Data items
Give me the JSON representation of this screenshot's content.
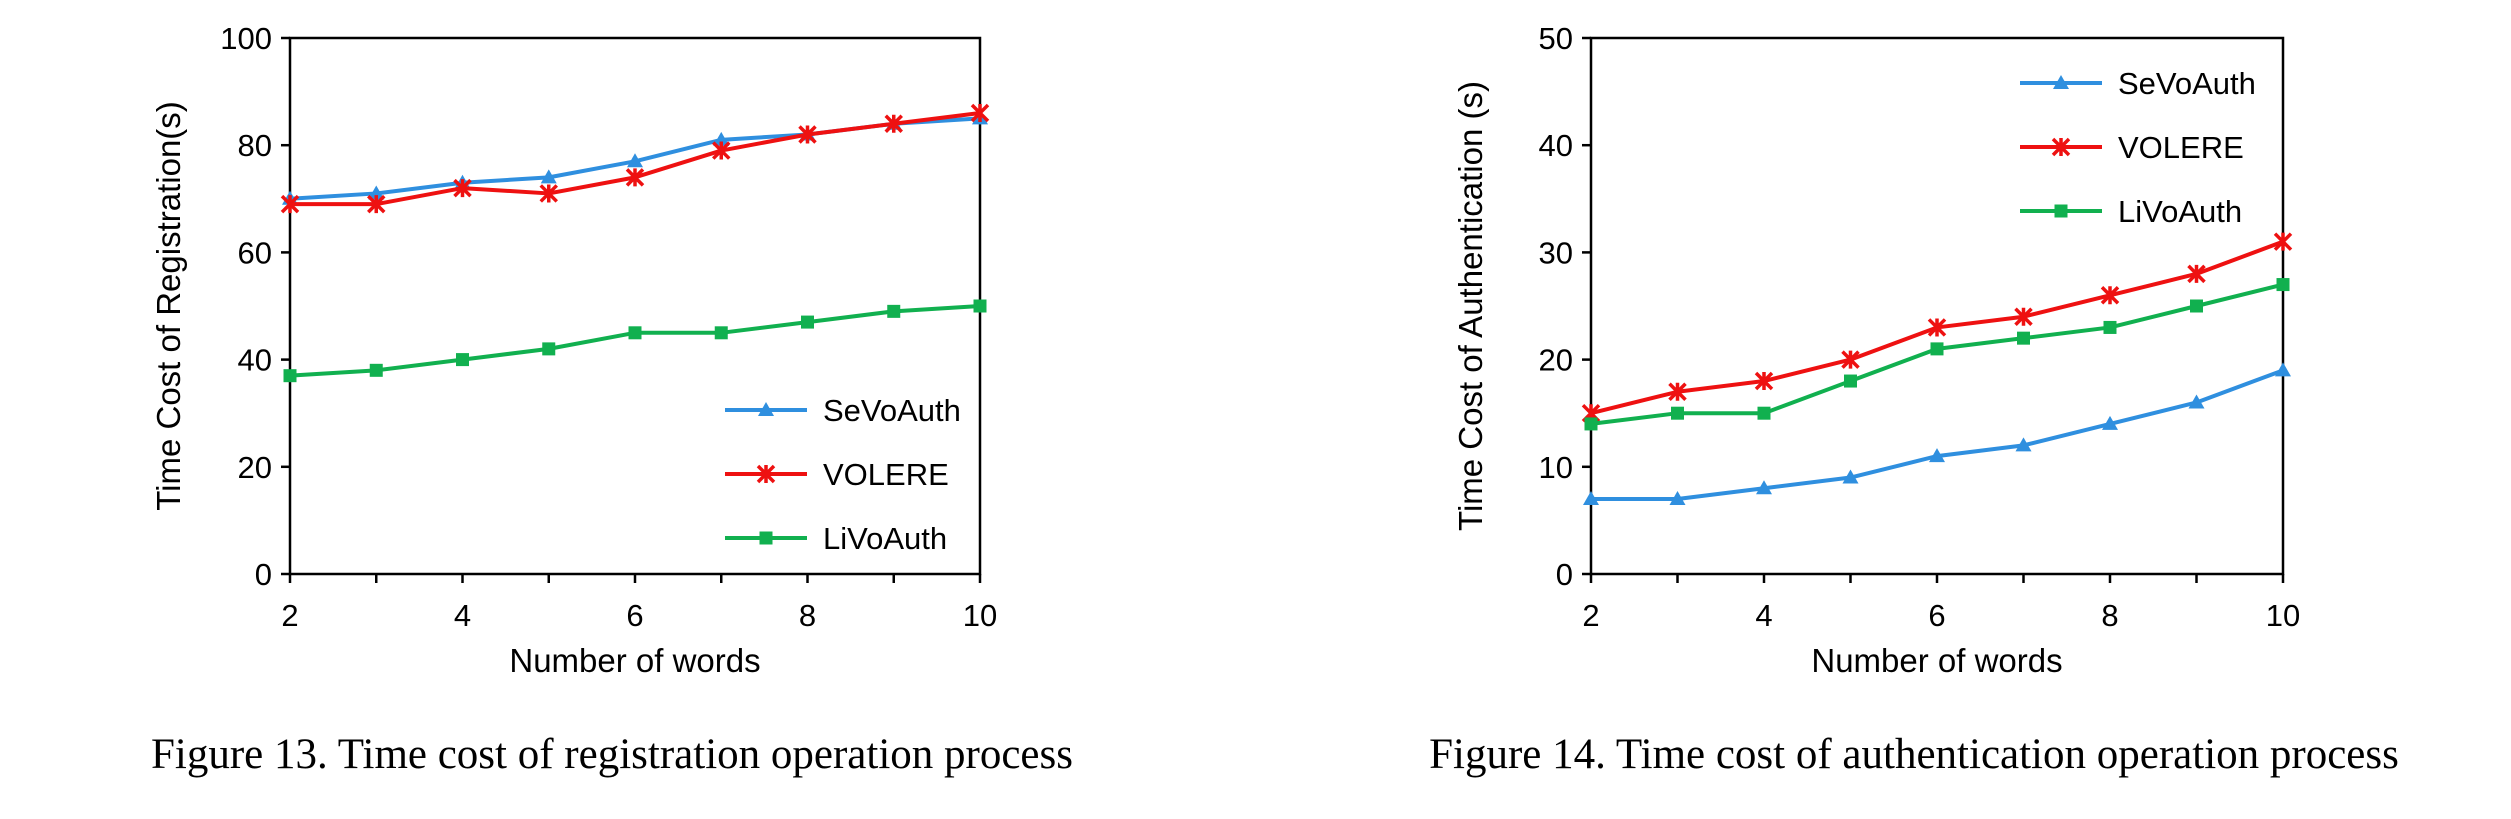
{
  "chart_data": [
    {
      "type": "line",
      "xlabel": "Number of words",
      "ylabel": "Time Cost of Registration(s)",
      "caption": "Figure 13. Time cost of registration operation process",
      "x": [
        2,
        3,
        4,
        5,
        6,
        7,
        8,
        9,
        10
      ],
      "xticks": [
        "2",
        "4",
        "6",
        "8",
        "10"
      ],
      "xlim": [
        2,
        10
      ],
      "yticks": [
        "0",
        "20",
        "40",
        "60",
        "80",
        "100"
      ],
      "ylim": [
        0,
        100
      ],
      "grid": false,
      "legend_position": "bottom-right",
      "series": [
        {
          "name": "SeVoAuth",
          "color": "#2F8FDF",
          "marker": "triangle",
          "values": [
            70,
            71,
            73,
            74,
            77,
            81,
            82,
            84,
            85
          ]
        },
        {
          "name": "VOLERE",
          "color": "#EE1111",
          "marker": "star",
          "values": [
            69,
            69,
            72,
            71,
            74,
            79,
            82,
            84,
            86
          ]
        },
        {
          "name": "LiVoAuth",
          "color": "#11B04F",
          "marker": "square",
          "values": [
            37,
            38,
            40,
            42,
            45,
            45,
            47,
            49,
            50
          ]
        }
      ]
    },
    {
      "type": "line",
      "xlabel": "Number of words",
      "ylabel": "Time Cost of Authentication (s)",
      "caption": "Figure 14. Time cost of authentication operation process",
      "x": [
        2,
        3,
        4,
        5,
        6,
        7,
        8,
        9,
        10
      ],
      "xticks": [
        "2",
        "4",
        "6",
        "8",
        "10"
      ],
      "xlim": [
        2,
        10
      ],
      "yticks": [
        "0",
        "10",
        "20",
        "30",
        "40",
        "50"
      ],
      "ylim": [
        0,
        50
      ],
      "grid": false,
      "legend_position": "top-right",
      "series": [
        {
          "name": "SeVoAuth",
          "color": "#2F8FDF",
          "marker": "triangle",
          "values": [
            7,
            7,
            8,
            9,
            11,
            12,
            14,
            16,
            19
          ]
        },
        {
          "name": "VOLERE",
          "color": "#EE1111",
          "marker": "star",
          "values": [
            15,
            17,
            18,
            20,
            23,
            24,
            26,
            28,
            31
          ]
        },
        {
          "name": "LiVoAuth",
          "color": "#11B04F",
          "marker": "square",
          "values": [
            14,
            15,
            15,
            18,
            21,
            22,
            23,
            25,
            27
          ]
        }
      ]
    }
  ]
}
...
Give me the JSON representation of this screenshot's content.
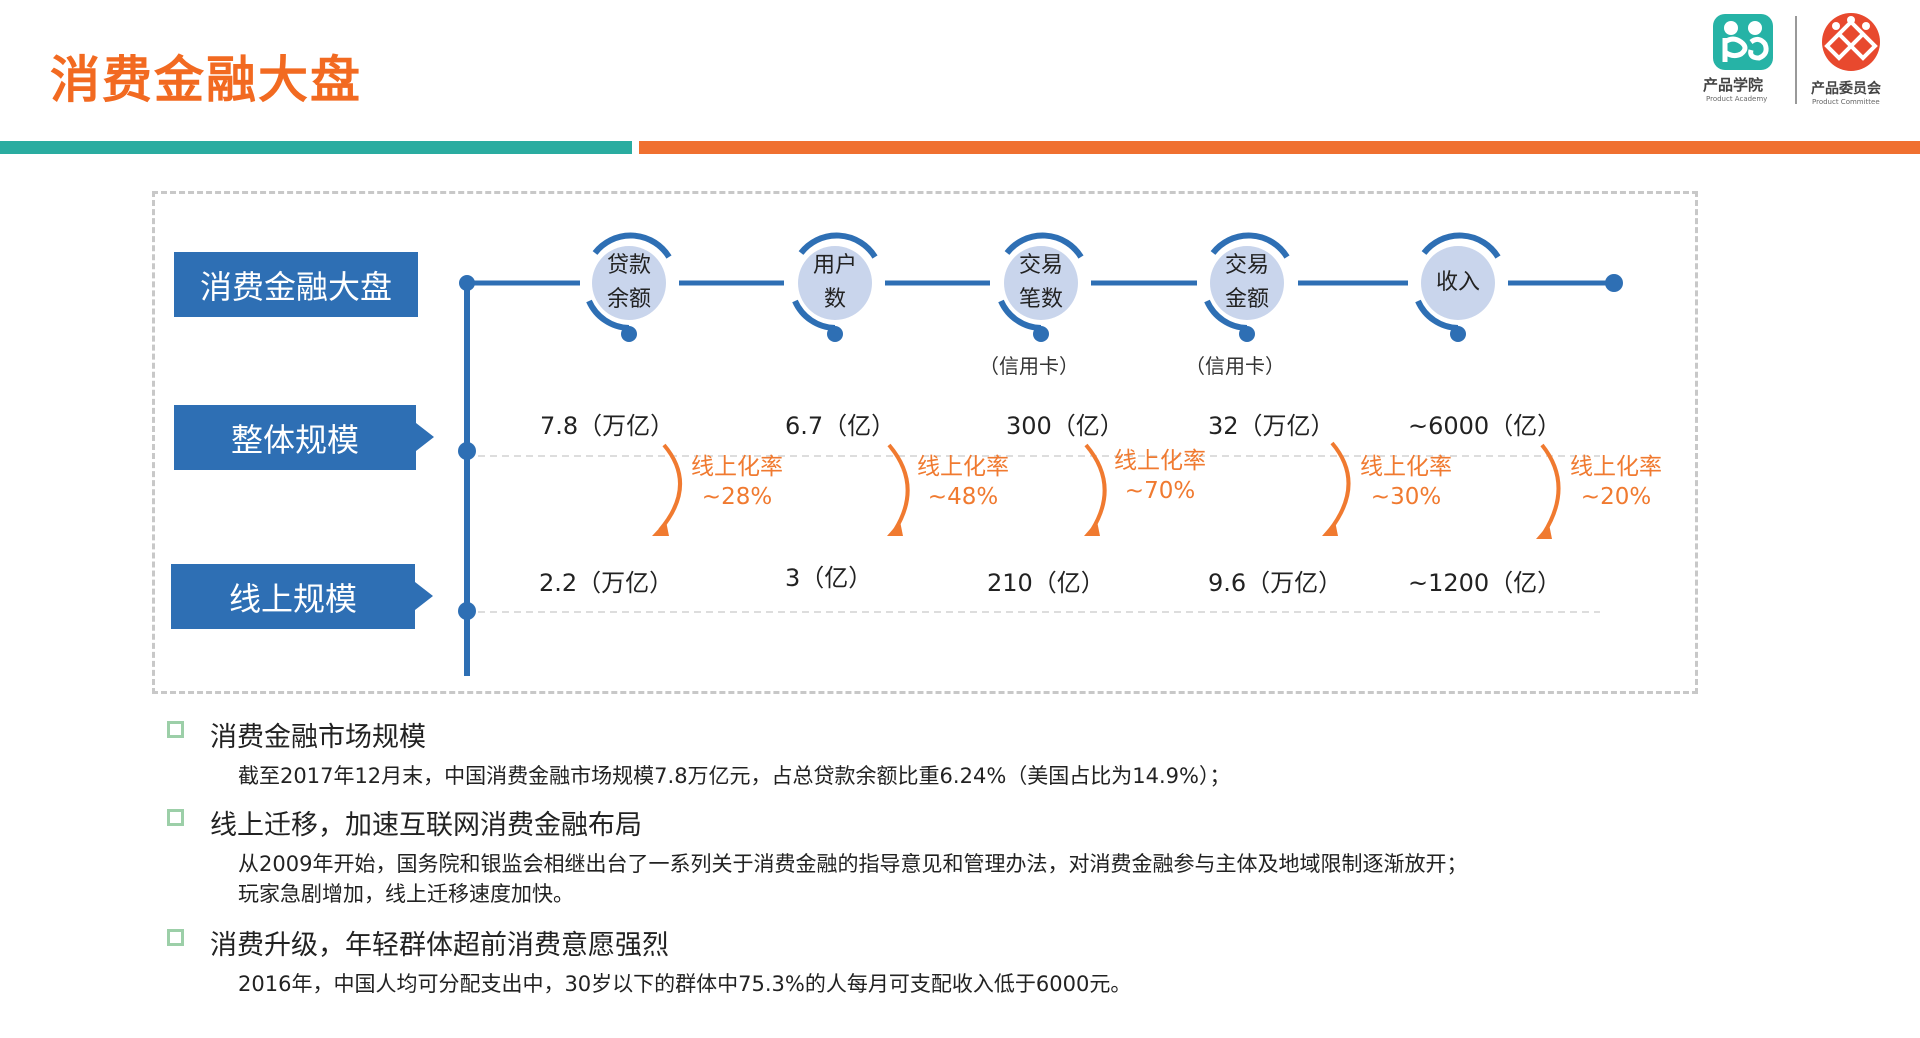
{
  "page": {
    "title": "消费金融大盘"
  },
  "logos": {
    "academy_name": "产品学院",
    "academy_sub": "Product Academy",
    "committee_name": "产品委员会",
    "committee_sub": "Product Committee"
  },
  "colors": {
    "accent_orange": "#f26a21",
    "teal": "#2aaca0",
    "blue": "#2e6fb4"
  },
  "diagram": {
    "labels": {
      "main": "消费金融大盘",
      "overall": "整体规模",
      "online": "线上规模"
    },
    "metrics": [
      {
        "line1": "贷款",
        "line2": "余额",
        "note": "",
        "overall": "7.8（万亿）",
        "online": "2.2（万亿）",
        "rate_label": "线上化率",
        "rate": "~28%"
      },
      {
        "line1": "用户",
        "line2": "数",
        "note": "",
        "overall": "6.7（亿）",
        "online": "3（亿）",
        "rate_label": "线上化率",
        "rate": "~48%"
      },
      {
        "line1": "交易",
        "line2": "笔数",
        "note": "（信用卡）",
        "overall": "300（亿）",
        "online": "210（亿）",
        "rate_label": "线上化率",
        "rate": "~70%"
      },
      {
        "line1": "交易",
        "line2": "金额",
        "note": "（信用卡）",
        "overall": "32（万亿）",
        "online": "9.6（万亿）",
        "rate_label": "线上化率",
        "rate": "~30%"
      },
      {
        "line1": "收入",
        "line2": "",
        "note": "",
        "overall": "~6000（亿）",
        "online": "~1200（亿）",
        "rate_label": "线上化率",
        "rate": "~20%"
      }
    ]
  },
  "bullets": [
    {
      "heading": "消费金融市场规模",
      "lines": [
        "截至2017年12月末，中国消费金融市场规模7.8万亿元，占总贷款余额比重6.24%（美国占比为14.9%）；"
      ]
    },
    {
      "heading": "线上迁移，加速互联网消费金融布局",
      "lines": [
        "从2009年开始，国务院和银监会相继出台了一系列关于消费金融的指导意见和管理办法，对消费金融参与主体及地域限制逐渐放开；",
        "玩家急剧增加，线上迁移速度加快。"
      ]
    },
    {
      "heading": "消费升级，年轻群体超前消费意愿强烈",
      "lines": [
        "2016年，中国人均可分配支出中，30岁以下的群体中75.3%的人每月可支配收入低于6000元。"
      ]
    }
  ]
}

The problem: Tell how many lines of the data above hold the string "caption". Give only the number.

Problem solution: 2